§ PROBLEM TO SOLVE:
Find how many lines of the listing include the string "data", and report only that figure.
*** INPUT RECORDS
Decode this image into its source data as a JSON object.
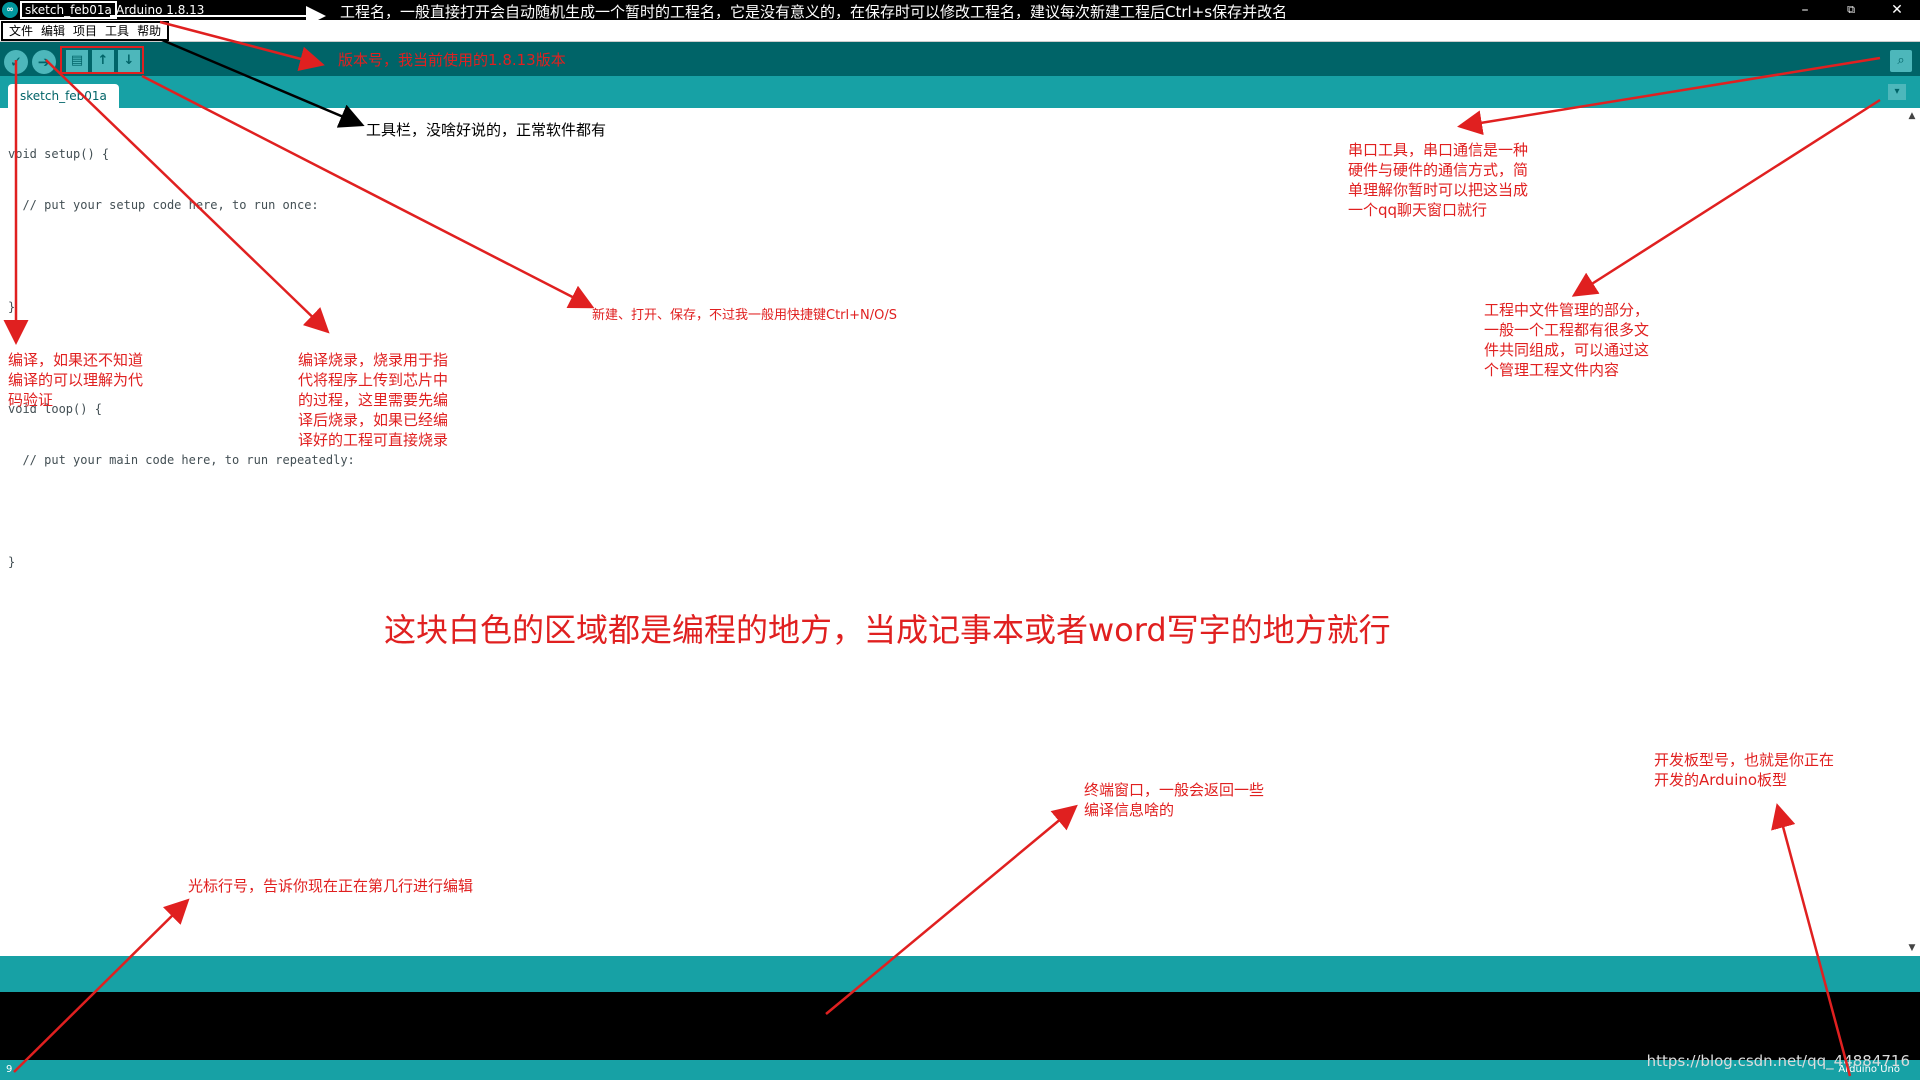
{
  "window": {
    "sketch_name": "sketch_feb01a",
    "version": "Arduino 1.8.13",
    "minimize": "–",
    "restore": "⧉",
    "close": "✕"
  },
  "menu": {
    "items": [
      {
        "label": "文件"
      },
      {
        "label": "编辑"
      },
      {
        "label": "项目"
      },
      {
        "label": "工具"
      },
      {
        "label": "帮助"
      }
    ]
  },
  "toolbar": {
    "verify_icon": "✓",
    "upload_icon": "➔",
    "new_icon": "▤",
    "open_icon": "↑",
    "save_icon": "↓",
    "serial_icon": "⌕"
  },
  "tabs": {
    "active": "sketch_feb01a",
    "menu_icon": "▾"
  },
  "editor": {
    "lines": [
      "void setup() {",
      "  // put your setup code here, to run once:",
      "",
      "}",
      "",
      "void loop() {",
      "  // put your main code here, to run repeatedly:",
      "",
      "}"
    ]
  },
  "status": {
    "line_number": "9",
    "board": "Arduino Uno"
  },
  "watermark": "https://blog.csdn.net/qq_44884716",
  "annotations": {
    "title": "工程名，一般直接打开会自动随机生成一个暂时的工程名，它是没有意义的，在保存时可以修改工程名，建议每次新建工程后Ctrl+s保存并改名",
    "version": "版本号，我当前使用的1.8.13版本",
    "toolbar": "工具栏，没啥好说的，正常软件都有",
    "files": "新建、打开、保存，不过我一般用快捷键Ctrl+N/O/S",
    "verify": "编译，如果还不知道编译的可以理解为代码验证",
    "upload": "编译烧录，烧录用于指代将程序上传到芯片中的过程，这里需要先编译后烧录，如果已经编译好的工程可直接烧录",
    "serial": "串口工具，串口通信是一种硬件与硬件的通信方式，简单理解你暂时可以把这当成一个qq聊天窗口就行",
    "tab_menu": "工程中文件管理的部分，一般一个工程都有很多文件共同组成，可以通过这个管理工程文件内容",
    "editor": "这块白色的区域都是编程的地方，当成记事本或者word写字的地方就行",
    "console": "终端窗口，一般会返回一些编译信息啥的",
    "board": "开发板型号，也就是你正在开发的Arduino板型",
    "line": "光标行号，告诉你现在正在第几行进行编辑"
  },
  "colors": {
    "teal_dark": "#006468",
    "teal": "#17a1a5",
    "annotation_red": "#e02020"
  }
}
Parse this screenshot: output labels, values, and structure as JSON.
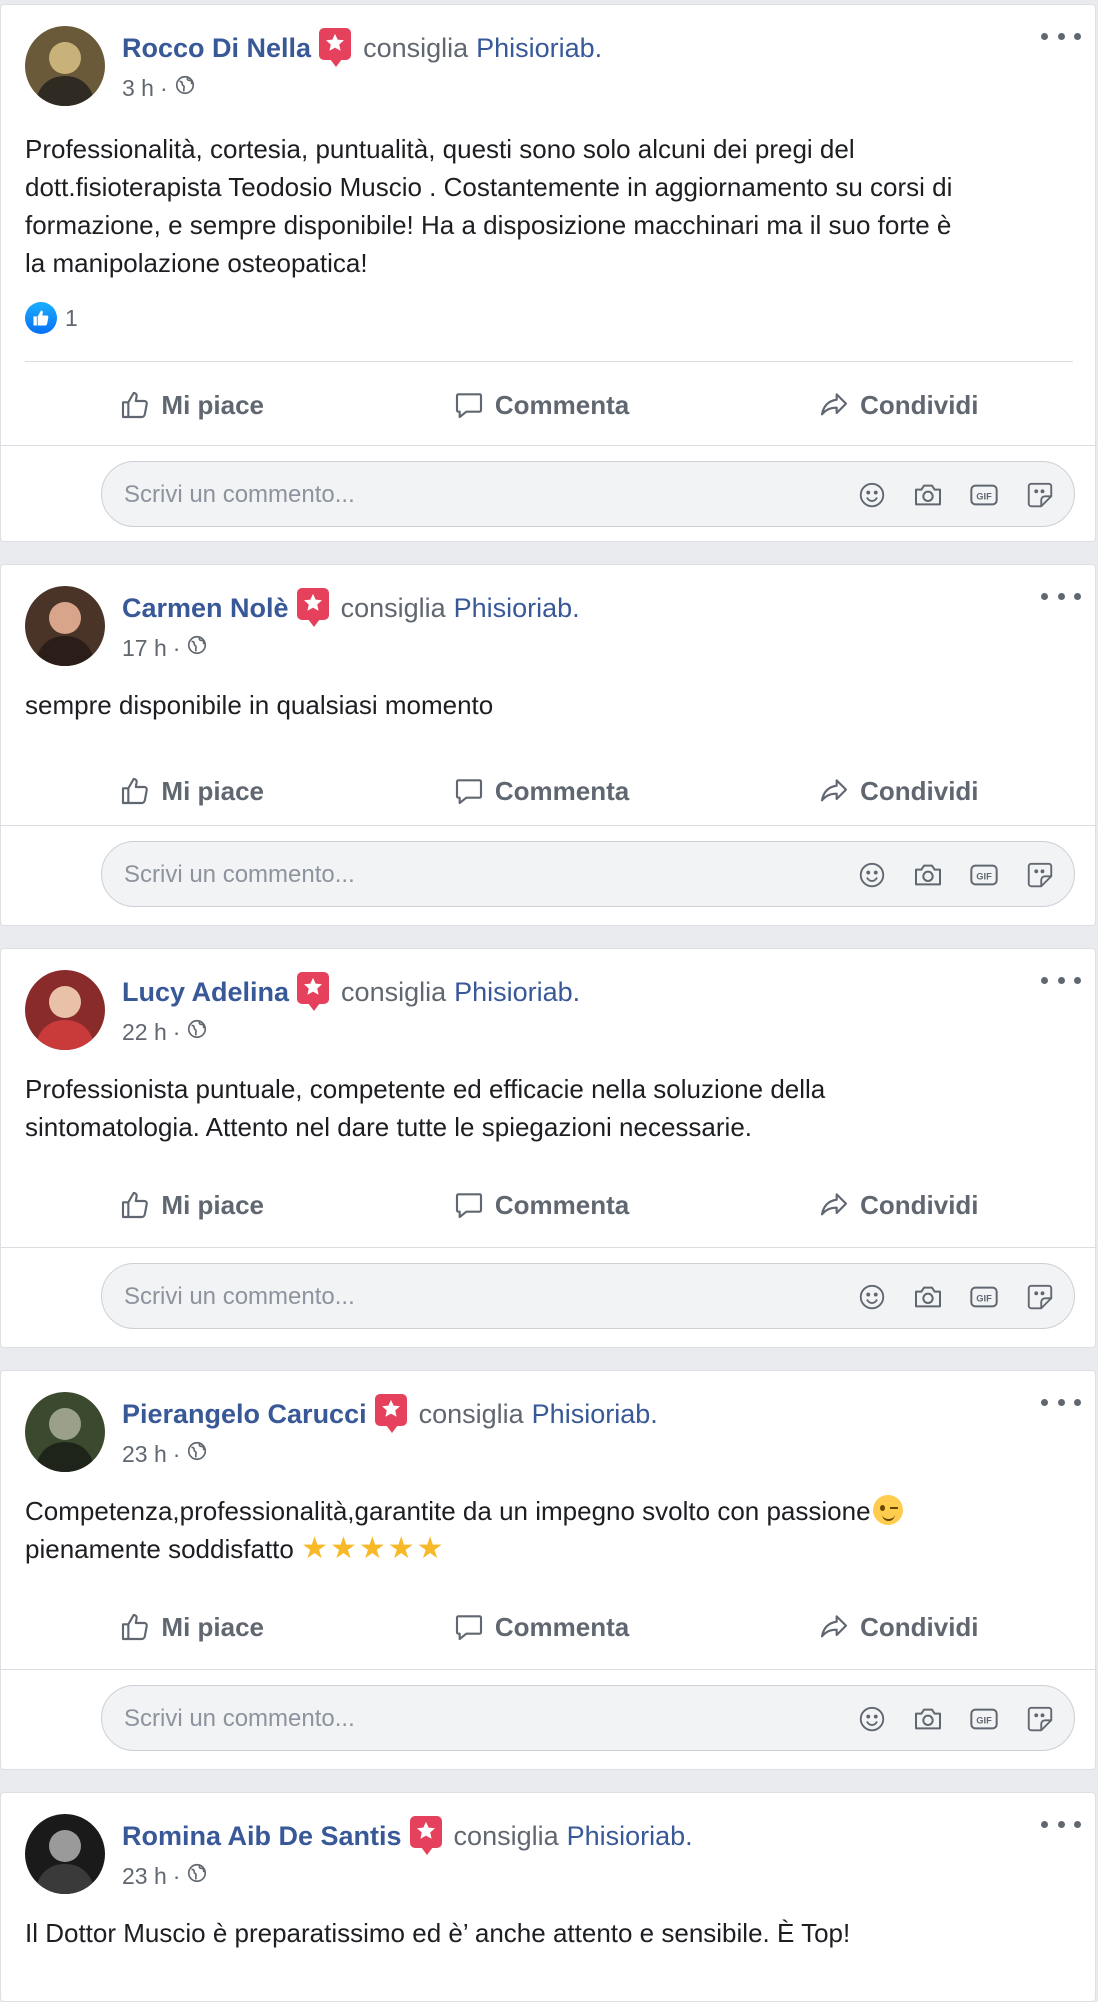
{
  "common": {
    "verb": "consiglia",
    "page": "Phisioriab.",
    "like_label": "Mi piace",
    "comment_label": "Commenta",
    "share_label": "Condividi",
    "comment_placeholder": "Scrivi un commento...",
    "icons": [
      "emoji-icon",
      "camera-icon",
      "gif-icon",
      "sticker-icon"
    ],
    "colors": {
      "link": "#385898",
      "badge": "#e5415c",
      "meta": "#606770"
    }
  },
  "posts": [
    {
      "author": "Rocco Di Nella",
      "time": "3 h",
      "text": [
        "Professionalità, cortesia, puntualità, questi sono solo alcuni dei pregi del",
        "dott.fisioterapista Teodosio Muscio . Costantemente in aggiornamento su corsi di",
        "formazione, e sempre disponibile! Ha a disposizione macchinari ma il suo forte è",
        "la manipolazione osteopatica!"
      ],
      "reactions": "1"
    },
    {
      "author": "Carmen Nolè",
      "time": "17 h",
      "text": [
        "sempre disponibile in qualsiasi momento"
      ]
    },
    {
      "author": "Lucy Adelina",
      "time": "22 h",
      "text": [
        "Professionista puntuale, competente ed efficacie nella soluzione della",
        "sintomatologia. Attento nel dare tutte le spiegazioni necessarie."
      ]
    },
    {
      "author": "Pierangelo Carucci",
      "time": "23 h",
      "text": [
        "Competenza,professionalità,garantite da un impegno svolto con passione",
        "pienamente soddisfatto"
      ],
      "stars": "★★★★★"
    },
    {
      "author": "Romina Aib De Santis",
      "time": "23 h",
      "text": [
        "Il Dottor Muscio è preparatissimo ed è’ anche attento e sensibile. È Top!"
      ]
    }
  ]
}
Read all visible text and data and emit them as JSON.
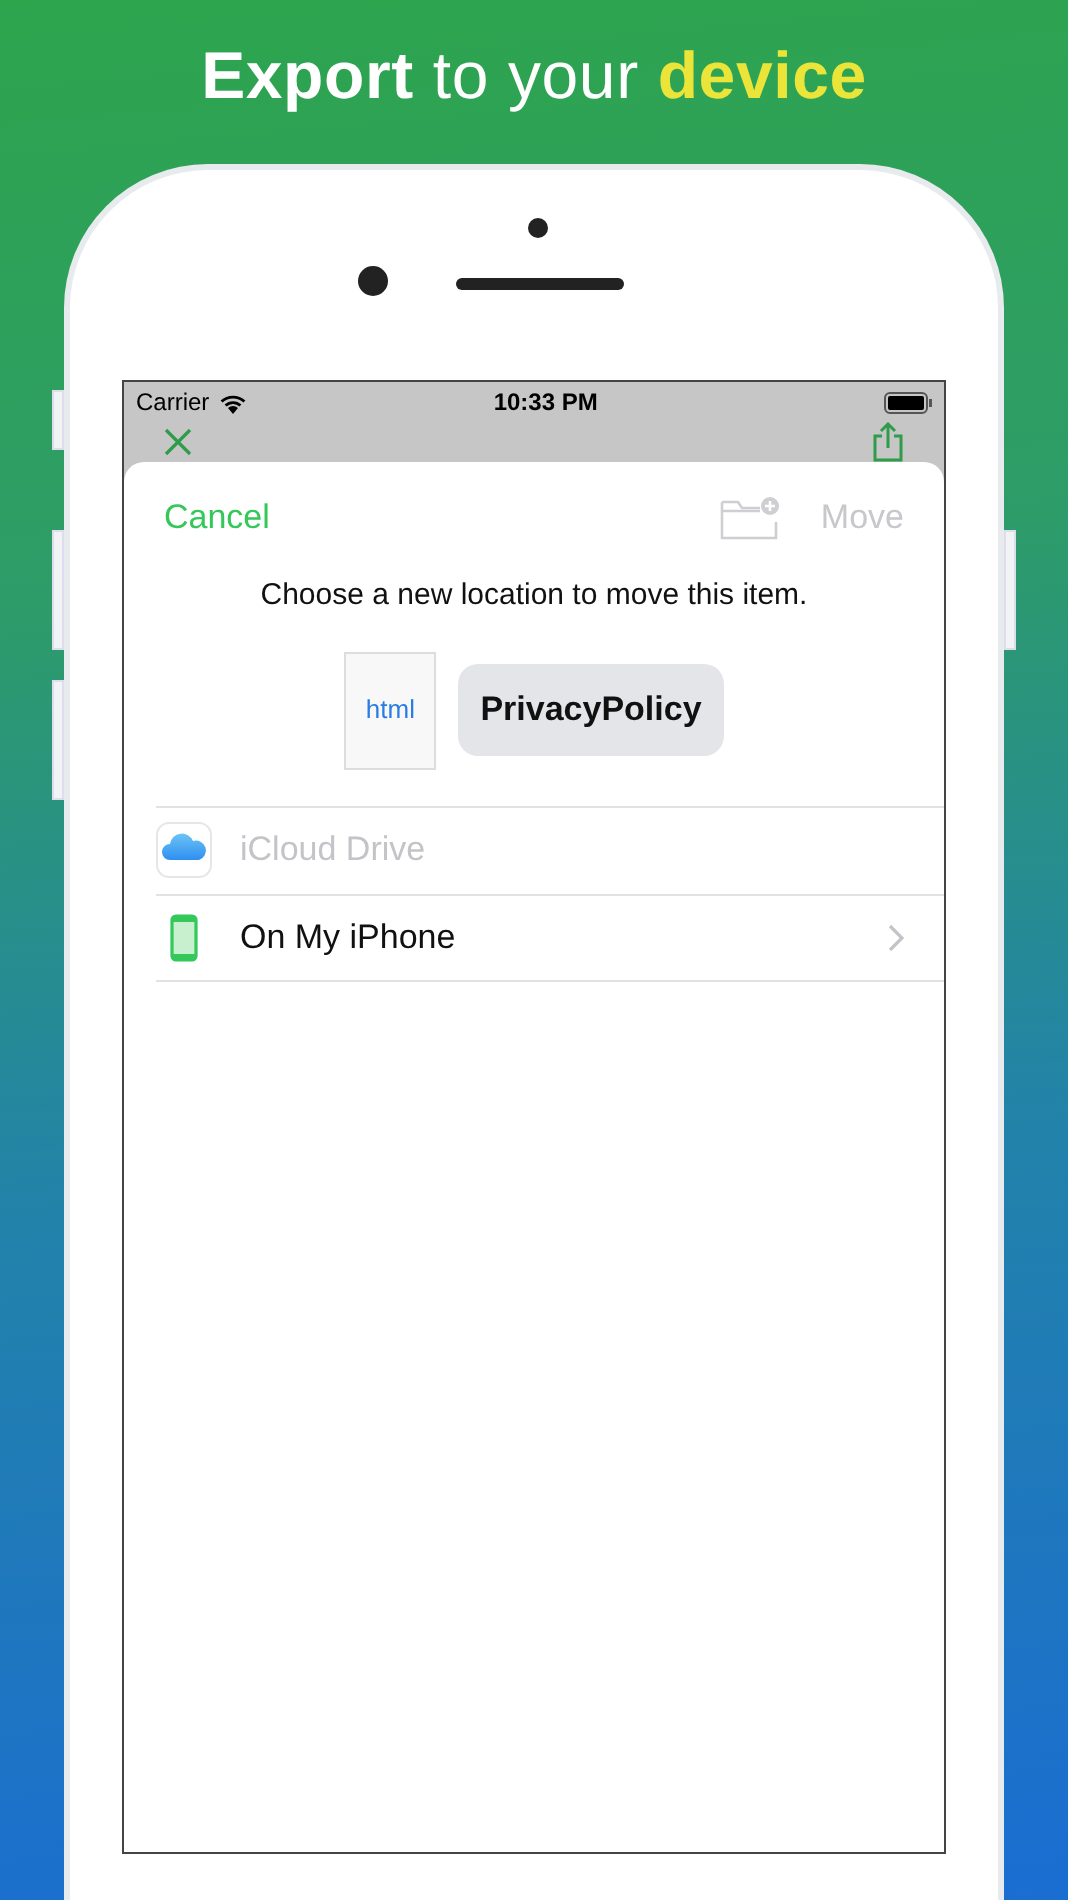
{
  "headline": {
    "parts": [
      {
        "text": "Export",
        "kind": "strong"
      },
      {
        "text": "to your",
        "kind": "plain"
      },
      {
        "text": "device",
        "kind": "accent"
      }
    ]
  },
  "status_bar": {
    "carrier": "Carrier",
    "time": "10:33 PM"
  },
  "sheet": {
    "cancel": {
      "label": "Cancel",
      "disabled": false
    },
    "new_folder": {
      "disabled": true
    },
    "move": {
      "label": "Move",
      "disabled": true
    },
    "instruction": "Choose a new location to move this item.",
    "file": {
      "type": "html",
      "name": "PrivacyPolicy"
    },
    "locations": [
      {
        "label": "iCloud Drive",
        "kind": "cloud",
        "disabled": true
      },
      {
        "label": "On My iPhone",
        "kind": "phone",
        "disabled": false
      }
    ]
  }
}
******
§ TASK SOLUTION:
2